## [AIM]
Word for word, restate every line of the material.

——————

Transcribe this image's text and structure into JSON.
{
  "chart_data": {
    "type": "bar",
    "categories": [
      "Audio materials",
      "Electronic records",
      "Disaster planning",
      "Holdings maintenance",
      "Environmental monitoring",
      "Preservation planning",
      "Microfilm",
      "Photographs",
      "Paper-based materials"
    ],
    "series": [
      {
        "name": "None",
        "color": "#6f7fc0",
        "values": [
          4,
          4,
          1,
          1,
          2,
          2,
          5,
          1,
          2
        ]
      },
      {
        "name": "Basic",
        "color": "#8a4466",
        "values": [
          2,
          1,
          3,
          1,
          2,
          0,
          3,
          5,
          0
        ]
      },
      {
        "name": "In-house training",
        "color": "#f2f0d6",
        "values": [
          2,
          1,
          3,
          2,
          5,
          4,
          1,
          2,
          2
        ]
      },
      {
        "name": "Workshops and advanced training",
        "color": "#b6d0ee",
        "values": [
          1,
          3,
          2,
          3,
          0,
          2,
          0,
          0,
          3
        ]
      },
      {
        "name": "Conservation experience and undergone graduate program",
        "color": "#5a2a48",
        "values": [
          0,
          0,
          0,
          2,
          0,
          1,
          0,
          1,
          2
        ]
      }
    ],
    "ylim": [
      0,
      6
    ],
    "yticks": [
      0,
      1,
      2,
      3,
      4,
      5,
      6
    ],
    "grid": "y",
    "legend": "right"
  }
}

——————

## [RESPONSE]
Transcribe this image's text and structure into JSON.
{
  "chart_data": {
    "type": "bar",
    "categories": [
      "Audio materials",
      "Electronic records",
      "Disaster planning",
      "Holdings maintenance",
      "Environmental monitoring",
      "Preservation planning",
      "Microfilm",
      "Photographs",
      "Paper-based materials"
    ],
    "series": [
      {
        "name": "None",
        "color": "#6f7fc0",
        "values": [
          4,
          4,
          1,
          1,
          2,
          2,
          5,
          1,
          2
        ]
      },
      {
        "name": "Basic",
        "color": "#8a4466",
        "values": [
          2,
          1,
          3,
          1,
          2,
          0,
          3,
          5,
          0
        ]
      },
      {
        "name": "In-house training",
        "color": "#f2f0d6",
        "values": [
          2,
          1,
          3,
          2,
          5,
          4,
          1,
          2,
          2
        ]
      },
      {
        "name": "Workshops and advanced training",
        "color": "#b6d0ee",
        "values": [
          1,
          3,
          2,
          3,
          0,
          2,
          0,
          0,
          3
        ]
      },
      {
        "name": "Conservation experience and undergone graduate program",
        "color": "#5a2a48",
        "values": [
          0,
          0,
          0,
          2,
          0,
          1,
          0,
          1,
          2
        ]
      }
    ],
    "ylim": [
      0,
      6
    ],
    "yticks": [
      0,
      1,
      2,
      3,
      4,
      5,
      6
    ],
    "grid": "y",
    "legend": "right"
  }
}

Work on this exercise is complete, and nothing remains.